(Stored records)
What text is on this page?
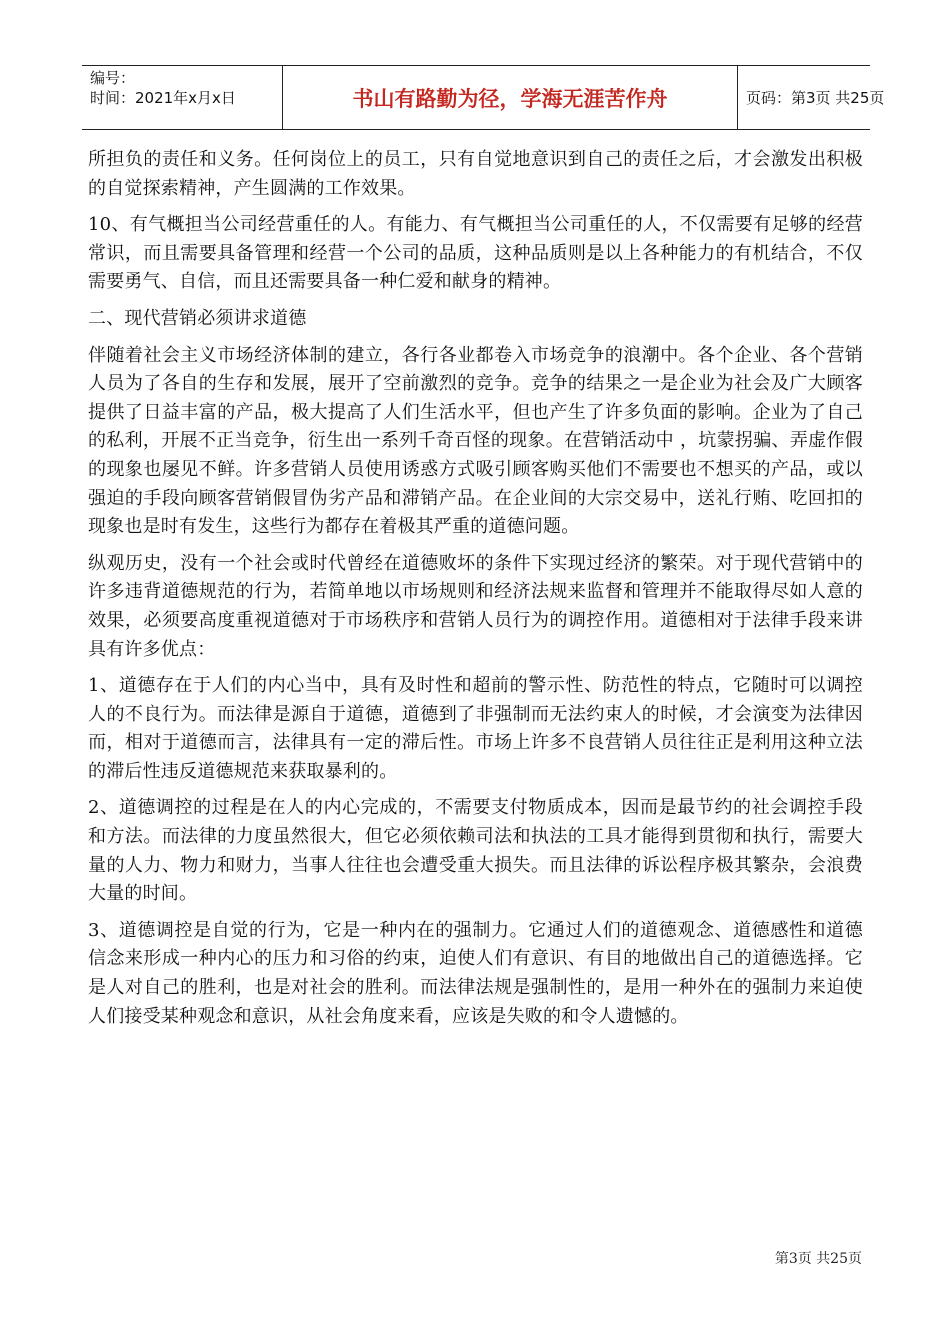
编号：
时间：2021年x月x日	书山有路勤为径，学海无涯苦作舟	页码：第3页 共25页

所担负的责任和义务。任何岗位上的员工，只有自觉地意识到自己的责任之后，才会激发出积极的自觉探索精神，产生圆满的工作效果。

10、有气概担当公司经营重任的人。有能力、有气概担当公司重任的人，不仅需要有足够的经营常识，而且需要具备管理和经营一个公司的品质，这种品质则是以上各种能力的有机结合，不仅需要勇气、自信，而且还需要具备一种仁爱和献身的精神。

二、现代营销必须讲求道德

伴随着社会主义市场经济体制的建立，各行各业都卷入市场竞争的浪潮中。各个企业、各个营销人员为了各自的生存和发展，展开了空前激烈的竞争。竞争的结果之一是企业为社会及广大顾客提供了日益丰富的产品，极大提高了人们生活水平，但也产生了许多负面的影响。企业为了自己的私利，开展不正当竞争，衍生出一系列千奇百怪的现象。在营销活动中 ，坑蒙拐骗、弄虚作假的现象也屡见不鲜。许多营销人员使用诱惑方式吸引顾客购买他们不需要也不想买的产品，或以强迫的手段向顾客营销假冒伪劣产品和滞销产品。在企业间的大宗交易中，送礼行贿、吃回扣的现象也是时有发生，这些行为都存在着极其严重的道德问题。

纵观历史，没有一个社会或时代曾经在道德败坏的条件下实现过经济的繁荣。对于现代营销中的许多违背道德规范的行为，若简单地以市场规则和经济法规来监督和管理并不能取得尽如人意的效果，必须要高度重视道德对于市场秩序和营销人员行为的调控作用。道德相对于法律手段来讲具有许多优点：

1、道德存在于人们的内心当中，具有及时性和超前的警示性、防范性的特点，它随时可以调控人的不良行为。而法律是源自于道德，道德到了非强制而无法约束人的时候，才会演变为法律因而，相对于道德而言，法律具有一定的滞后性。市场上许多不良营销人员往往正是利用这种立法的滞后性违反道德规范来获取暴利的。

2、道德调控的过程是在人的内心完成的，不需要支付物质成本，因而是最节约的社会调控手段和方法。而法律的力度虽然很大，但它必须依赖司法和执法的工具才能得到贯彻和执行，需要大量的人力、物力和财力，当事人往往也会遭受重大损失。而且法律的诉讼程序极其繁杂，会浪费大量的时间。

3、道德调控是自觉的行为，它是一种内在的强制力。它通过人们的道德观念、道德感性和道德信念来形成一种内心的压力和习俗的约束，迫使人们有意识、有目的地做出自己的道德选择。它是人对自己的胜利，也是对社会的胜利。而法律法规是强制性的，是用一种外在的强制力来迫使人们接受某种观念和意识，从社会角度来看，应该是失败的和令人遗憾的。

第3页 共25页
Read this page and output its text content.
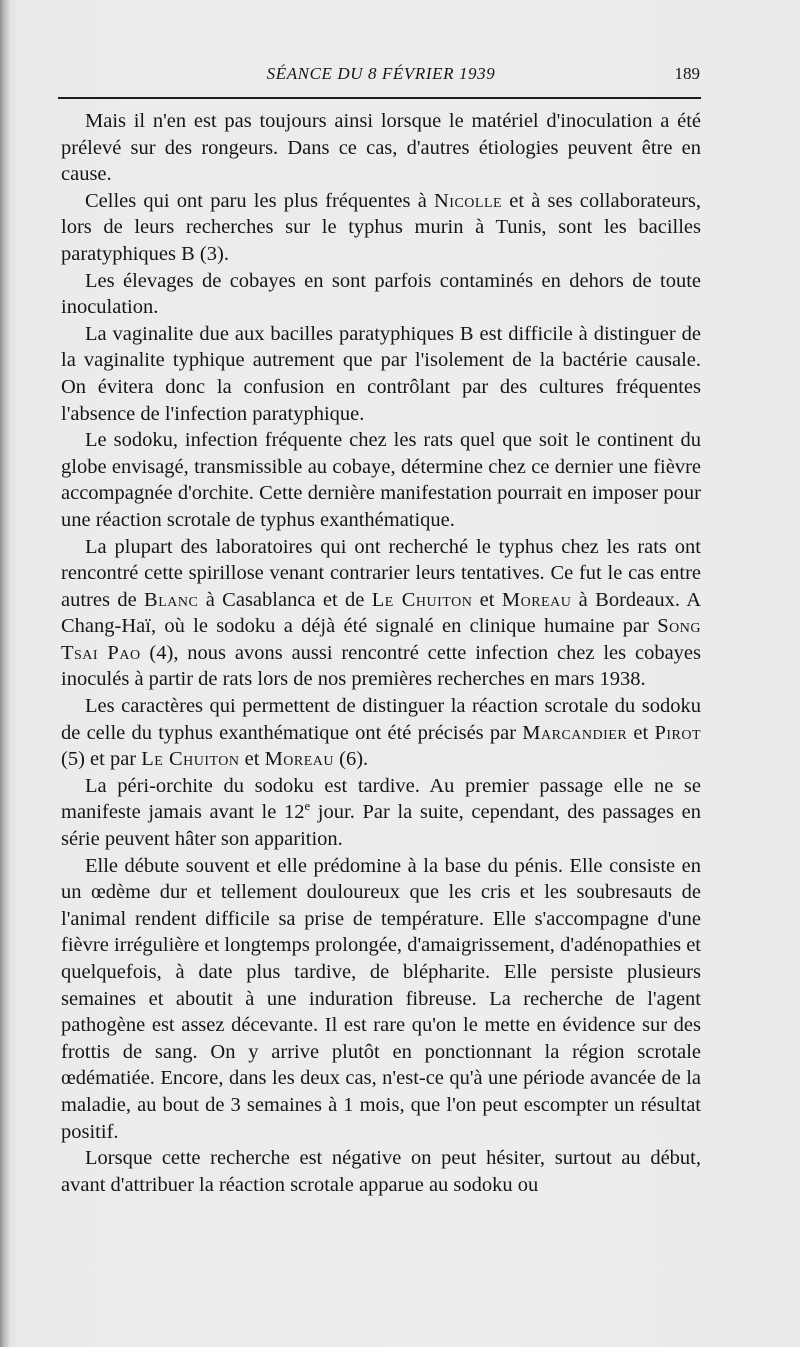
SÉANCE DU 8 FÉVRIER 1939	189

Mais il n'en est pas toujours ainsi lorsque le matériel d'inoculation a été prélevé sur des rongeurs. Dans ce cas, d'autres étiologies peuvent être en cause.

Celles qui ont paru les plus fréquentes à Nicolle et à ses collaborateurs, lors de leurs recherches sur le typhus murin à Tunis, sont les bacilles paratyphiques B (3).

Les élevages de cobayes en sont parfois contaminés en dehors de toute inoculation.

La vaginalite due aux bacilles paratyphiques B est difficile à distinguer de la vaginalite typhique autrement que par l'isolement de la bactérie causale. On évitera donc la confusion en contrôlant par des cultures fréquentes l'absence de l'infection paratyphique.

Le sodoku, infection fréquente chez les rats quel que soit le continent du globe envisagé, transmissible au cobaye, détermine chez ce dernier une fièvre accompagnée d'orchite. Cette dernière manifestation pourrait en imposer pour une réaction scrotale de typhus exanthématique.

La plupart des laboratoires qui ont recherché le typhus chez les rats ont rencontré cette spirillose venant contrarier leurs tentatives. Ce fut le cas entre autres de Blanc à Casablanca et de Le Chuiton et Moreau à Bordeaux. A Chang-Haï, où le sodoku a déjà été signalé en clinique humaine par Song Tsai Pao (4), nous avons aussi rencontré cette infection chez les cobayes inoculés à partir de rats lors de nos premières recherches en mars 1938.

Les caractères qui permettent de distinguer la réaction scrotale du sodoku de celle du typhus exanthématique ont été précisés par Marcandier et Pirot (5) et par Le Chuiton et Moreau (6).

La péri-orchite du sodoku est tardive. Au premier passage elle ne se manifeste jamais avant le 12e jour. Par la suite, cependant, des passages en série peuvent hâter son apparition.

Elle débute souvent et elle prédomine à la base du pénis. Elle consiste en un œdème dur et tellement douloureux que les cris et les soubresauts de l'animal rendent difficile sa prise de température. Elle s'accompagne d'une fièvre irrégulière et longtemps prolongée, d'amaigrissement, d'adénopathies et quelquefois, à date plus tardive, de blépharite. Elle persiste plusieurs semaines et aboutit à une induration fibreuse. La recherche de l'agent pathogène est assez décevante. Il est rare qu'on le mette en évidence sur des frottis de sang. On y arrive plutôt en ponctionnant la région scrotale œdématiée. Encore, dans les deux cas, n'est-ce qu'à une période avancée de la maladie, au bout de 3 semaines à 1 mois, que l'on peut escompter un résultat positif.

Lorsque cette recherche est négative on peut hésiter, surtout au début, avant d'attribuer la réaction scrotale apparue au sodoku ou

:: OBJECTIVE ::
Pick out the lines that include the word "difficile" and write them out.

:: COMPLETE OUTPUT ::
La vaginalite due aux bacilles paratyphiques B est difficile à distinguer de la vaginalite typhique autrement que par l'isolement de la bactérie causale. On évitera donc la confusion en contrôlant par des cultures fréquentes l'absence de l'infection paratyphique.
Elle débute souvent et elle prédomine à la base du pénis. Elle consiste en un œdème dur et tellement douloureux que les cris et les soubresauts de l'animal rendent difficile sa prise de température. Elle s'accompagne d'une fièvre irrégulière et longtemps prolongée, d'amaigrissement, d'adénopathies et quelquefois, à date plus tardive, de blépharite. Elle persiste plusieurs semaines et aboutit à une induration fibreuse. La recherche de l'agent pathogène est assez décevante. Il est rare qu'on le mette en évidence sur des frottis de sang. On y arrive plutôt en ponctionnant la région scrotale œdématiée. Encore, dans les deux cas, n'est-ce qu'à une période avancée de la maladie, au bout de 3 semaines à 1 mois, que l'on peut escompter un résultat positif.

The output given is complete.